Using the records below, give the number of lines where the word "this" appears, with no further output.

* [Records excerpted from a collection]
------------------------------------------------------------

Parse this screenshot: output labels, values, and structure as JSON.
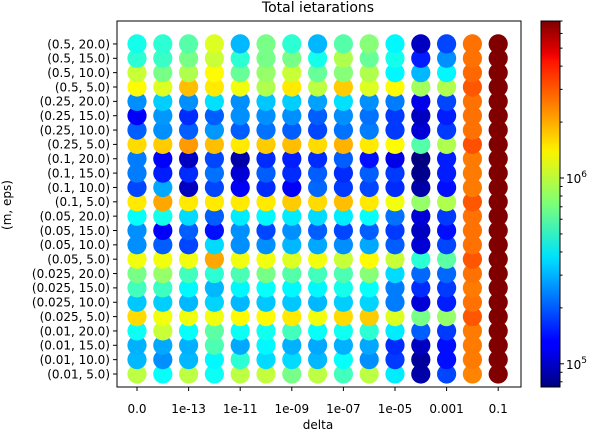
{
  "chart_data": {
    "type": "scatter",
    "title": "Total ietarations",
    "xlabel": "delta",
    "ylabel": "(m, eps)",
    "x_categories": [
      "0.0",
      "1e-14",
      "1e-13",
      "1e-12",
      "1e-11",
      "1e-10",
      "1e-09",
      "1e-08",
      "1e-07",
      "1e-06",
      "1e-05",
      "0.0001",
      "0.001",
      "0.01",
      "0.1"
    ],
    "x_tick_labels": [
      "0.0",
      "1e-13",
      "1e-11",
      "1e-09",
      "1e-07",
      "1e-05",
      "0.001",
      "0.1"
    ],
    "y_categories": [
      "(0.01, 5.0)",
      "(0.01, 10.0)",
      "(0.01, 15.0)",
      "(0.01, 20.0)",
      "(0.025, 5.0)",
      "(0.025, 10.0)",
      "(0.025, 15.0)",
      "(0.025, 20.0)",
      "(0.05, 5.0)",
      "(0.05, 10.0)",
      "(0.05, 15.0)",
      "(0.05, 20.0)",
      "(0.1, 5.0)",
      "(0.1, 10.0)",
      "(0.1, 15.0)",
      "(0.1, 20.0)",
      "(0.25, 5.0)",
      "(0.25, 10.0)",
      "(0.25, 15.0)",
      "(0.25, 20.0)",
      "(0.5, 5.0)",
      "(0.5, 10.0)",
      "(0.5, 15.0)",
      "(0.5, 20.0)"
    ],
    "color_scale": "log",
    "colormap": "jet",
    "colorbar_range": [
      75000,
      7000000
    ],
    "colorbar_tick_labels": [
      {
        "value": 100000,
        "base": "10",
        "exp": "5"
      },
      {
        "value": 1000000,
        "base": "10",
        "exp": "6"
      }
    ],
    "grid": false,
    "values": [
      [
        950000,
        420000,
        950000,
        430000,
        950000,
        980000,
        700000,
        950000,
        550000,
        950000,
        380000,
        90000,
        180000,
        2200000,
        7000000
      ],
      [
        300000,
        250000,
        300000,
        400000,
        500000,
        350000,
        350000,
        300000,
        420000,
        250000,
        170000,
        85000,
        140000,
        2300000,
        7000000
      ],
      [
        290000,
        280000,
        290000,
        580000,
        280000,
        400000,
        290000,
        280000,
        290000,
        280000,
        160000,
        100000,
        140000,
        2300000,
        7000000
      ],
      [
        430000,
        1000000,
        420000,
        620000,
        430000,
        440000,
        550000,
        420000,
        440000,
        500000,
        380000,
        200000,
        170000,
        2300000,
        7000000
      ],
      [
        1500000,
        1200000,
        1200000,
        1200000,
        1300000,
        1300000,
        1400000,
        1200000,
        1500000,
        1600000,
        1100000,
        700000,
        800000,
        2700000,
        7000000
      ],
      [
        320000,
        330000,
        300000,
        340000,
        300000,
        320000,
        320000,
        300000,
        330000,
        340000,
        230000,
        110000,
        150000,
        2400000,
        7000000
      ],
      [
        550000,
        540000,
        400000,
        300000,
        400000,
        420000,
        400000,
        400000,
        450000,
        420000,
        230000,
        160000,
        170000,
        2300000,
        7000000
      ],
      [
        700000,
        800000,
        550000,
        500000,
        570000,
        700000,
        600000,
        550000,
        580000,
        750000,
        350000,
        210000,
        210000,
        2400000,
        7000000
      ],
      [
        1200000,
        1200000,
        1200000,
        1900000,
        1200000,
        1200000,
        1100000,
        1200000,
        1000000,
        1300000,
        1000000,
        500000,
        620000,
        2700000,
        7000000
      ],
      [
        250000,
        200000,
        180000,
        350000,
        250000,
        250000,
        300000,
        280000,
        250000,
        280000,
        200000,
        110000,
        180000,
        2400000,
        7000000
      ],
      [
        250000,
        130000,
        200000,
        140000,
        250000,
        180000,
        250000,
        200000,
        180000,
        200000,
        170000,
        100000,
        140000,
        2400000,
        7000000
      ],
      [
        420000,
        450000,
        350000,
        200000,
        380000,
        400000,
        380000,
        350000,
        380000,
        420000,
        220000,
        110000,
        170000,
        2400000,
        7000000
      ],
      [
        1400000,
        1900000,
        1400000,
        1400000,
        1400000,
        1400000,
        1600000,
        1500000,
        1700000,
        1400000,
        1200000,
        800000,
        900000,
        2700000,
        7000000
      ],
      [
        180000,
        280000,
        100000,
        180000,
        130000,
        160000,
        130000,
        210000,
        170000,
        180000,
        160000,
        90000,
        140000,
        2300000,
        7000000
      ],
      [
        230000,
        150000,
        160000,
        220000,
        110000,
        200000,
        160000,
        200000,
        160000,
        200000,
        170000,
        80000,
        150000,
        2300000,
        7000000
      ],
      [
        230000,
        130000,
        100000,
        180000,
        90000,
        160000,
        150000,
        160000,
        200000,
        140000,
        120000,
        75000,
        150000,
        2300000,
        7000000
      ],
      [
        1500000,
        1600000,
        2000000,
        1700000,
        1400000,
        1600000,
        1700000,
        1500000,
        1800000,
        1400000,
        1300000,
        600000,
        900000,
        2800000,
        7000000
      ],
      [
        200000,
        250000,
        200000,
        260000,
        200000,
        220000,
        200000,
        180000,
        220000,
        230000,
        170000,
        110000,
        170000,
        2400000,
        7000000
      ],
      [
        130000,
        260000,
        160000,
        200000,
        250000,
        250000,
        250000,
        200000,
        250000,
        220000,
        170000,
        100000,
        150000,
        2400000,
        7000000
      ],
      [
        250000,
        330000,
        250000,
        360000,
        250000,
        320000,
        330000,
        270000,
        360000,
        250000,
        230000,
        120000,
        180000,
        2400000,
        7000000
      ],
      [
        1300000,
        1100000,
        1700000,
        1400000,
        1200000,
        900000,
        1400000,
        950000,
        1600000,
        1100000,
        1300000,
        850000,
        900000,
        2700000,
        7000000
      ],
      [
        1000000,
        700000,
        900000,
        1300000,
        650000,
        800000,
        1000000,
        650000,
        750000,
        900000,
        400000,
        300000,
        400000,
        2500000,
        7000000
      ],
      [
        500000,
        530000,
        700000,
        1000000,
        500000,
        700000,
        700000,
        450000,
        900000,
        650000,
        450000,
        150000,
        250000,
        2400000,
        7000000
      ],
      [
        450000,
        500000,
        600000,
        1100000,
        300000,
        700000,
        500000,
        300000,
        600000,
        750000,
        400000,
        100000,
        180000,
        2400000,
        7000000
      ]
    ]
  }
}
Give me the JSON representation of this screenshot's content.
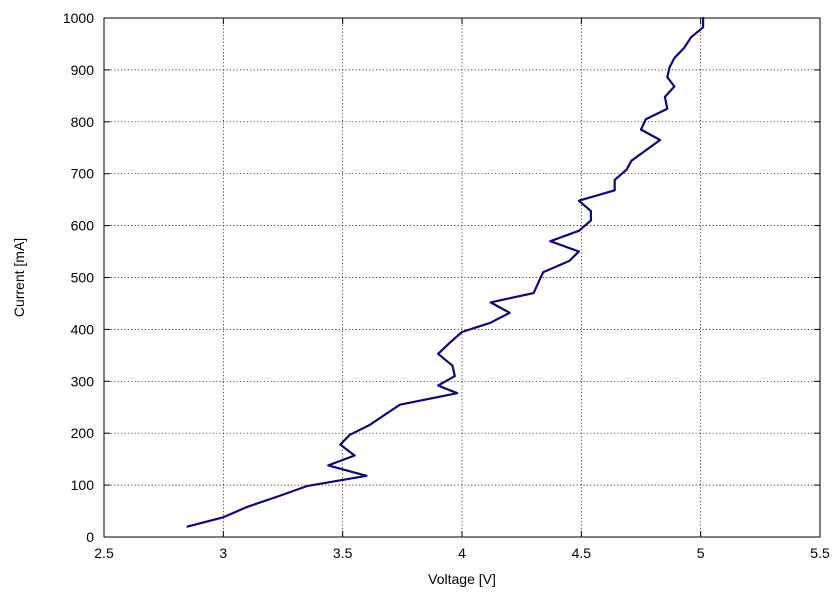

------------------------------------------------------------

* [THE SOLUTION]
2